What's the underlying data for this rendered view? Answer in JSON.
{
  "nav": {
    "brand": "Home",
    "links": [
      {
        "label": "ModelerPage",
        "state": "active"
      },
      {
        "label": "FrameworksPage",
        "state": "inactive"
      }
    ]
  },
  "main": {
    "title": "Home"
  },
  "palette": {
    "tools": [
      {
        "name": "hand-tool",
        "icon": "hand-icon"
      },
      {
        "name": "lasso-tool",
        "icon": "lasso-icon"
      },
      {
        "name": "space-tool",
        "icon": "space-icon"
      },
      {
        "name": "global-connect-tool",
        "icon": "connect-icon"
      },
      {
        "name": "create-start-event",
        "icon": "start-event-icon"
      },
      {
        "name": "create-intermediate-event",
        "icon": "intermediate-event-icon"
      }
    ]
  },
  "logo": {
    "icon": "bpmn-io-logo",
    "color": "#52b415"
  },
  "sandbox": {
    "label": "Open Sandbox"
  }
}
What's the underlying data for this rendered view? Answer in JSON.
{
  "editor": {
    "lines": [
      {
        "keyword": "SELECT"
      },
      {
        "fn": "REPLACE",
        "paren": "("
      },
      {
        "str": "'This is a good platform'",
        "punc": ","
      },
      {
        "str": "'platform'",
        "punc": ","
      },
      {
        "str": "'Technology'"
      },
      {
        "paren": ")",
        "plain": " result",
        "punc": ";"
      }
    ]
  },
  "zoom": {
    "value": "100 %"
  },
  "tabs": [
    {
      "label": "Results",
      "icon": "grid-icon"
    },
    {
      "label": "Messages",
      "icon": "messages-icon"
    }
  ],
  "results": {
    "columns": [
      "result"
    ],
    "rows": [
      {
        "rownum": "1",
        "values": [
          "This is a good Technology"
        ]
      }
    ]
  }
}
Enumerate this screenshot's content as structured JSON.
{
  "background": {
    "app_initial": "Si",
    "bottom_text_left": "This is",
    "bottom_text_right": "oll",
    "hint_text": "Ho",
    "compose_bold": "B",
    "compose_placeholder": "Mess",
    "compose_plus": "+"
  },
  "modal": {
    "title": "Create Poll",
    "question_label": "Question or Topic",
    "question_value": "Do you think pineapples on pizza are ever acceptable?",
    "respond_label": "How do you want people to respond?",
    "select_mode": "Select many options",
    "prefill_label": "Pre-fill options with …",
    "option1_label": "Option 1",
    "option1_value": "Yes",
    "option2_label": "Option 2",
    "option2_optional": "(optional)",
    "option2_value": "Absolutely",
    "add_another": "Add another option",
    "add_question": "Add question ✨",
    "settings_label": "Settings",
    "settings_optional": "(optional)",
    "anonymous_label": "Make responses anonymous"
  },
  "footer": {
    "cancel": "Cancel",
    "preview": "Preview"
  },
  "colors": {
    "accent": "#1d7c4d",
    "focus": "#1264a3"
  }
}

• • •

Task prompt
Extract all the entries word for word.

Result below
What's the underlying data for this rendered view? Answer in JSON.
{
  "nav": {
    "brand": "Home",
    "links": [
      {
        "label": "ModelerPage",
        "state": "active"
      },
      {
        "label": "FrameworksPage",
        "state": "inactive"
      }
    ]
  },
  "main": {
    "title": "Home"
  },
  "palette": {
    "tools": [
      {
        "name": "hand-tool",
        "icon": "hand-icon"
      },
      {
        "name": "lasso-tool",
        "icon": "lasso-icon"
      },
      {
        "name": "space-tool",
        "icon": "space-icon"
      },
      {
        "name": "global-connect-tool",
        "icon": "connect-icon"
      },
      {
        "name": "create-start-event",
        "icon": "start-event-icon"
      },
      {
        "name": "create-intermediate-event",
        "icon": "intermediate-event-icon"
      }
    ]
  },
  "logo": {
    "icon": "bpmn-io-logo",
    "color": "#52b415"
  },
  "sandbox": {
    "label": "Open Sandbox"
  }
}
What's the underlying data for this rendered view? Answer in JSON.
{
  "editor": {
    "lines": [
      {
        "keyword": "SELECT"
      },
      {
        "fn": "REPLACE",
        "paren": "("
      },
      {
        "str": "'This is a good platform'",
        "punc": ","
      },
      {
        "str": "'platform'",
        "punc": ","
      },
      {
        "str": "'Technology'"
      },
      {
        "paren": ")",
        "plain": " result",
        "punc": ";"
      }
    ]
  },
  "zoom": {
    "value": "100 %"
  },
  "tabs": [
    {
      "label": "Results",
      "icon": "grid-icon"
    },
    {
      "label": "Messages",
      "icon": "messages-icon"
    }
  ],
  "results": {
    "columns": [
      "result"
    ],
    "rows": [
      {
        "rownum": "1",
        "values": [
          "This is a good Technology"
        ]
      }
    ]
  }
}
Enumerate this screenshot's content as structured JSON.
{
  "background": {
    "app_initial": "Si",
    "bottom_text_left": "This is",
    "bottom_text_right": "oll",
    "hint_text": "Ho",
    "compose_bold": "B",
    "compose_placeholder": "Mess",
    "compose_plus": "+"
  },
  "modal": {
    "title": "Create Poll",
    "question_label": "Question or Topic",
    "question_value": "Do you think pineapples on pizza are ever acceptable?",
    "respond_label": "How do you want people to respond?",
    "select_mode": "Select many options",
    "prefill_label": "Pre-fill options with …",
    "option1_label": "Option 1",
    "option1_value": "Yes",
    "option2_label": "Option 2",
    "option2_optional": "(optional)",
    "option2_value": "Absolutely",
    "add_another": "Add another option",
    "add_question": "Add question ✨",
    "settings_label": "Settings",
    "settings_optional": "(optional)",
    "anonymous_label": "Make responses anonymous"
  },
  "footer": {
    "cancel": "Cancel",
    "preview": "Preview"
  },
  "colors": {
    "accent": "#1d7c4d",
    "focus": "#1264a3"
  }
}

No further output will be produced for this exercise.